• [Problem requirements] In the entries that follow, how many lines contain the word "icon"? Answer with the number only.

• [Records to use]
★ ★ ★ ★
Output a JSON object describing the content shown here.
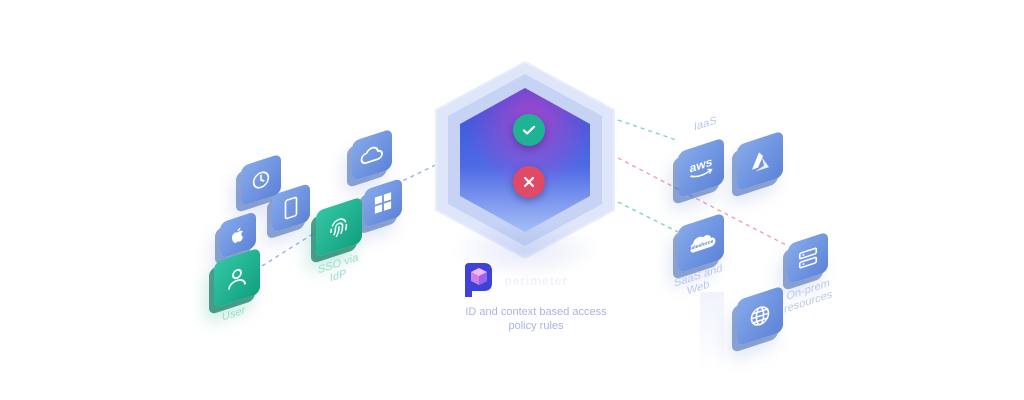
{
  "colors": {
    "hex_core_top": "#3b53d9",
    "hex_core_bottom": "#8aa7f2",
    "hex_accent": "#c440c8",
    "allow": "#1fb293",
    "deny": "#e14a67",
    "tile_blue": "#5d83d8",
    "tile_green": "#11a07f",
    "line_allow": "#7bd8c0",
    "line_deny": "#f3a0b2",
    "line_neutral": "#9db3e8"
  },
  "labels": {
    "user": "User",
    "sso_line1": "SSO via",
    "sso_line2": "IdP",
    "iaas": "IaaS",
    "saas_line1": "SaaS and",
    "saas_line2": "Web",
    "onprem_line1": "On-prem",
    "onprem_line2": "resources"
  },
  "center": {
    "brand": "perimeter",
    "policy_line1": "ID and context based access",
    "policy_line2": "policy rules",
    "allow_icon": "check-icon",
    "deny_icon": "x-icon"
  },
  "tiles": {
    "clock": "clock-icon",
    "apple": "apple-icon",
    "phone": "phone-icon",
    "user": "user-icon",
    "fingerprint": "fingerprint-icon",
    "cloud": "cloud-icon",
    "windows": "windows-icon",
    "aws": "aws",
    "azure": "azure-icon",
    "salesforce": "salesforce",
    "globe": "globe-icon",
    "server": "server-icon"
  }
}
★ ★ ★ ★
• [Full solution] 12